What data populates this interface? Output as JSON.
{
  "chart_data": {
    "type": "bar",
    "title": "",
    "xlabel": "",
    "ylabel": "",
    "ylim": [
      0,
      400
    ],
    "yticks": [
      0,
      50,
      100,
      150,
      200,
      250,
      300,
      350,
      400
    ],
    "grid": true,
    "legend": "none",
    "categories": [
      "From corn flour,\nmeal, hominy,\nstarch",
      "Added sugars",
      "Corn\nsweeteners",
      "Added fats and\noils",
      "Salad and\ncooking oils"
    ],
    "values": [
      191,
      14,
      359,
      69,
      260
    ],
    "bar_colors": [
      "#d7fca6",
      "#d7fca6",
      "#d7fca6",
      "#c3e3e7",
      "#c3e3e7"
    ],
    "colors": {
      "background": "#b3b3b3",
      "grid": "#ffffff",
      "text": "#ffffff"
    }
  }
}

==

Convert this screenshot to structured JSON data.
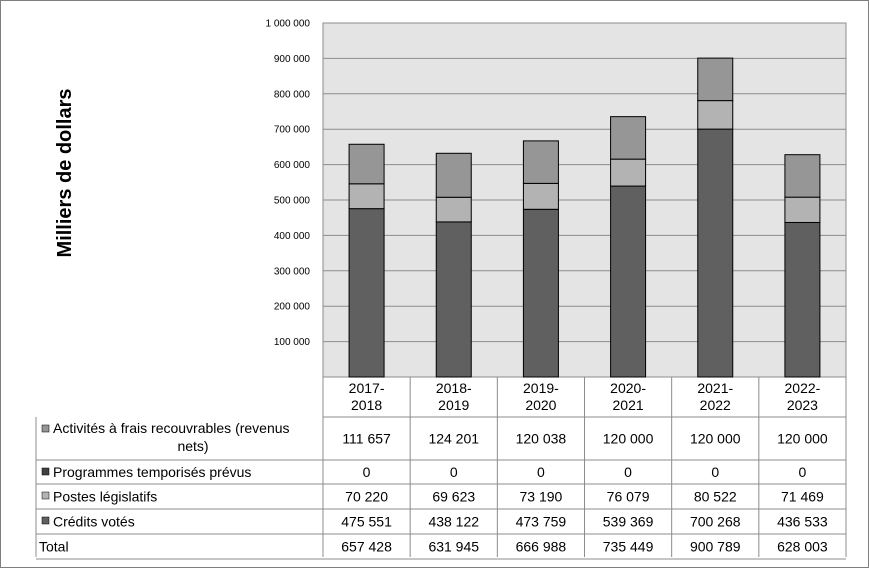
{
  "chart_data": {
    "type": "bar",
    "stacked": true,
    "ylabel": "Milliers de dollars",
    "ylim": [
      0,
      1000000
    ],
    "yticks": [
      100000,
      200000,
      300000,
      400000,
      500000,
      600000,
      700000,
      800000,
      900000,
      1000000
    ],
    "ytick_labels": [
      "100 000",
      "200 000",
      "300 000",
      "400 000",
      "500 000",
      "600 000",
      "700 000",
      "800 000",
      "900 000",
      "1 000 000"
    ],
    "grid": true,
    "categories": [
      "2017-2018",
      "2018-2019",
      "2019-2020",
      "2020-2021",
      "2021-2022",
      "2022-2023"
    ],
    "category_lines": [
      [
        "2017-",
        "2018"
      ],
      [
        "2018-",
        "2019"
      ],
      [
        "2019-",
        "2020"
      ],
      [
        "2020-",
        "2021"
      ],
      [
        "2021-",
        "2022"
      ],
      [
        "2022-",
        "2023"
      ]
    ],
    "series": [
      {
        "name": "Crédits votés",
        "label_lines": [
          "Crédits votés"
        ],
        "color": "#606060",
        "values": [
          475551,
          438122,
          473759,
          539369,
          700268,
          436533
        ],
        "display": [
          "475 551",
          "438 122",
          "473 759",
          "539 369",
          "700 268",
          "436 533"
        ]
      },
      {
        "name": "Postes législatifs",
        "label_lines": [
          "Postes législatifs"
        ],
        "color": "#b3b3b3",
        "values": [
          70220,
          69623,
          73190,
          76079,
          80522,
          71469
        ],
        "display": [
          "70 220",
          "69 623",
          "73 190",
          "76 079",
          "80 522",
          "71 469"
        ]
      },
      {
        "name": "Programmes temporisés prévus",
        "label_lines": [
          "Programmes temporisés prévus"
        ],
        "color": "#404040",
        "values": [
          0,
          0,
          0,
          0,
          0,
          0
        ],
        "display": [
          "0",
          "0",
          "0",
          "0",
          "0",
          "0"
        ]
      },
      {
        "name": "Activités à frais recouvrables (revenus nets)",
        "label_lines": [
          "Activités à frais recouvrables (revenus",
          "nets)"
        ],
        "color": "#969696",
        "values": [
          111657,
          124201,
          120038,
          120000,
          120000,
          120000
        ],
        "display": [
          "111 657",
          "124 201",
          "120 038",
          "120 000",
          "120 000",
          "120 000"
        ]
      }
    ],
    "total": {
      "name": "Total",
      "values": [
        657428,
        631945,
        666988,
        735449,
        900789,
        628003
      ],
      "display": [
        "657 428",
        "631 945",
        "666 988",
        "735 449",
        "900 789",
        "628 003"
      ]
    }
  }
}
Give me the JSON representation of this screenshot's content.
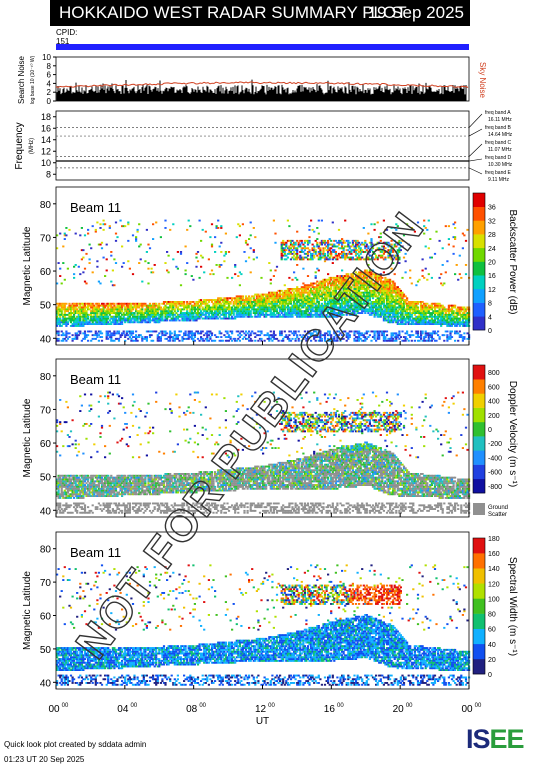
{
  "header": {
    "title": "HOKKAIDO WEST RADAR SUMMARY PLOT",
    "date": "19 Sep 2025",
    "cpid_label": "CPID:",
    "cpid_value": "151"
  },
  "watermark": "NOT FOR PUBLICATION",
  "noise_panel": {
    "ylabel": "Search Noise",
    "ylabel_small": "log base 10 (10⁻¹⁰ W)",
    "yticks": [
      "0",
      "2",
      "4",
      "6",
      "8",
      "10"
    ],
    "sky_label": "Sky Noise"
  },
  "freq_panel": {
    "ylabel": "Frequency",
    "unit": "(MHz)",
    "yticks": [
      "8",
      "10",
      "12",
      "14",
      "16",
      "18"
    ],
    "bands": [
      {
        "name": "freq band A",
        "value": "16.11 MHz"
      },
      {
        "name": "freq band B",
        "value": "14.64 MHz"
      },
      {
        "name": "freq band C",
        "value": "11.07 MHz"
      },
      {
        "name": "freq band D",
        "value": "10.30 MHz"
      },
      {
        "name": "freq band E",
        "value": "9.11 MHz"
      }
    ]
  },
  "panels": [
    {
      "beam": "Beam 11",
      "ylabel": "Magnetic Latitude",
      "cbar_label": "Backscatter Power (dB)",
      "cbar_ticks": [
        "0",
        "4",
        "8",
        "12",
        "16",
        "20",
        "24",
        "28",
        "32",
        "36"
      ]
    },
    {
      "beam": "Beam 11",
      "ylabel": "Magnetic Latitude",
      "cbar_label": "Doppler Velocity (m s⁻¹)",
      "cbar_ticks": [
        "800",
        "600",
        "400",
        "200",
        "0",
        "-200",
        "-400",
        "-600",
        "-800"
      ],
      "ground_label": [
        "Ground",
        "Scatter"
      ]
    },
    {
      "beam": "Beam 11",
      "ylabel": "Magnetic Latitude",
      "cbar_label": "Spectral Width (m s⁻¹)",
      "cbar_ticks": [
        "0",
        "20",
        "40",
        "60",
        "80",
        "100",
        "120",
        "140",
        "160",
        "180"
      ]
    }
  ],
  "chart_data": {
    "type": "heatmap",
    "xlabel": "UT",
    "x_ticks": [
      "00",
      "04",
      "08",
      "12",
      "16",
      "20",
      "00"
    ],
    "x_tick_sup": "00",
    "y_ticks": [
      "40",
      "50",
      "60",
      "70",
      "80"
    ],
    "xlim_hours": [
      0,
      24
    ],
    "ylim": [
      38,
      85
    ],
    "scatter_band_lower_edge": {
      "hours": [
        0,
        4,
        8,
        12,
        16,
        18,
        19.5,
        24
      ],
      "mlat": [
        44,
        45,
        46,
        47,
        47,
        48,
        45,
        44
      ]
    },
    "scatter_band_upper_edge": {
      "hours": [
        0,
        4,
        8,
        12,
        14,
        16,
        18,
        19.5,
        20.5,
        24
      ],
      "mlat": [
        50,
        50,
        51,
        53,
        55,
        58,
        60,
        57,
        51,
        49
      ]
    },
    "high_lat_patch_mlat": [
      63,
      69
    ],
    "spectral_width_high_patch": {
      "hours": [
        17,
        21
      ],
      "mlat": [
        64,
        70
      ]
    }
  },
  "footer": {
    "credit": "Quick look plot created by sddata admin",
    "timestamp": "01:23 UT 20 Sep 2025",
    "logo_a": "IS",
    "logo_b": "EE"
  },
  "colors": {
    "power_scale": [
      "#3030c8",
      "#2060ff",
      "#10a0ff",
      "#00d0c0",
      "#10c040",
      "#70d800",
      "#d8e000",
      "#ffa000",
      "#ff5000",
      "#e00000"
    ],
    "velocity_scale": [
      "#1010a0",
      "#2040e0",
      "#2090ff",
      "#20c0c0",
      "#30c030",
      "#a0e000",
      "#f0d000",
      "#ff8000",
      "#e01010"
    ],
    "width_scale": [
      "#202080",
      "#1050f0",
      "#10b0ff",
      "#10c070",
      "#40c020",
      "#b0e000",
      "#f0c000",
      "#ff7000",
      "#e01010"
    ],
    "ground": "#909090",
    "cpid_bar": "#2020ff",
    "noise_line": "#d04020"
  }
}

...

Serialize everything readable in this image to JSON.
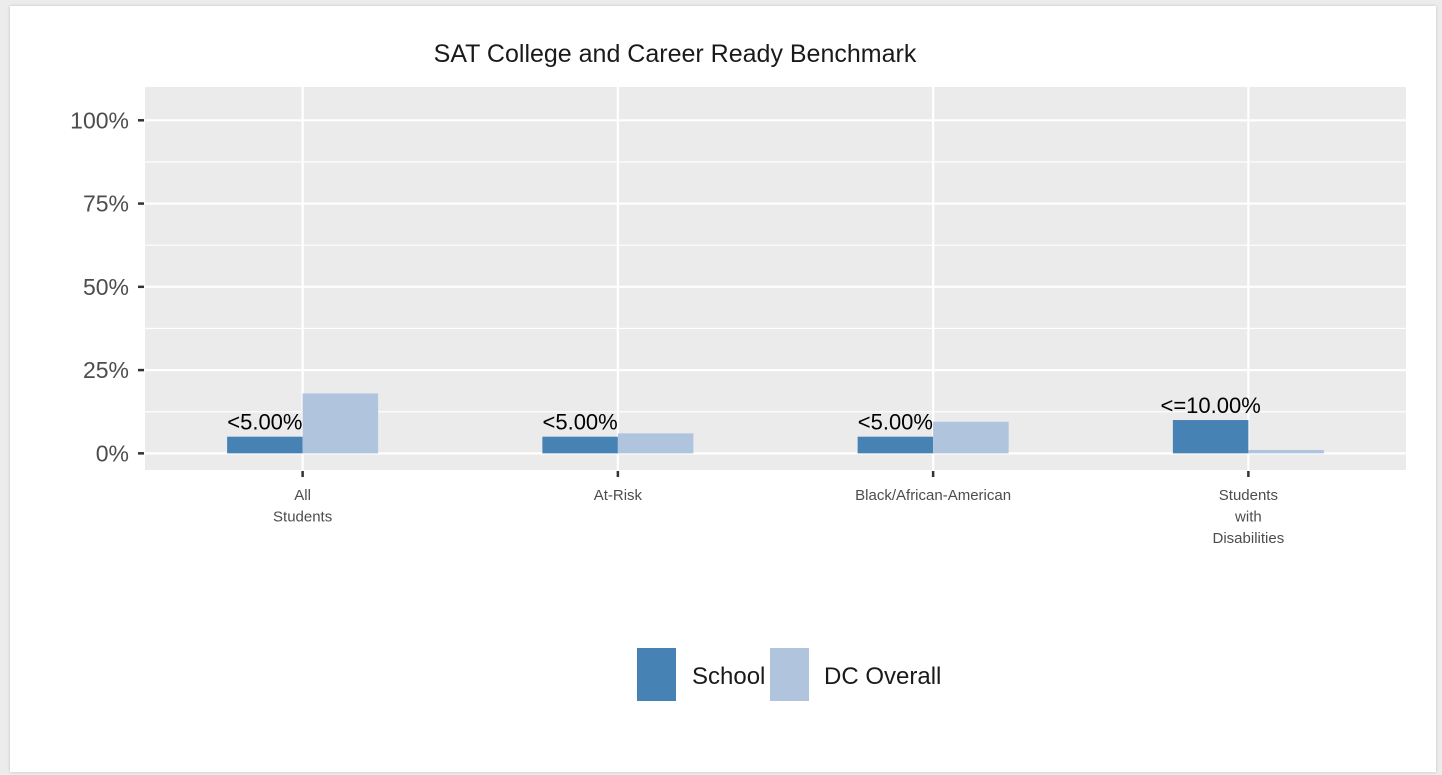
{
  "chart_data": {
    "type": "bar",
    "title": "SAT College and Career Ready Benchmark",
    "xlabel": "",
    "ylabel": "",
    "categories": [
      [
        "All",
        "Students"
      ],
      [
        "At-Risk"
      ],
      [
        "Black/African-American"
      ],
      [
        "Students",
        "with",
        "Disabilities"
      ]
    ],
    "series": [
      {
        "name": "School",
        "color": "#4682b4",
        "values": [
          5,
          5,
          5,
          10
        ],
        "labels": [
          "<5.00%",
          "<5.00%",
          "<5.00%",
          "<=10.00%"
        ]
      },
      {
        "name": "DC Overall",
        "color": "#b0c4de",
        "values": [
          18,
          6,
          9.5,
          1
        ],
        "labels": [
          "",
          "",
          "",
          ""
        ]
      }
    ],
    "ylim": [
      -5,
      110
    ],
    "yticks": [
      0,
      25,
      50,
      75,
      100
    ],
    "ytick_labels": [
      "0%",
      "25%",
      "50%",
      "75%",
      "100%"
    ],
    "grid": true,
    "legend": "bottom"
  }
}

### EXERCISE BRIEF
From the data above, copy each line that has the string "screenshot".

### WRITTEN RESPONSE
Convert this screenshot to structured JSON data.
Give me the JSON representation of this screenshot's content.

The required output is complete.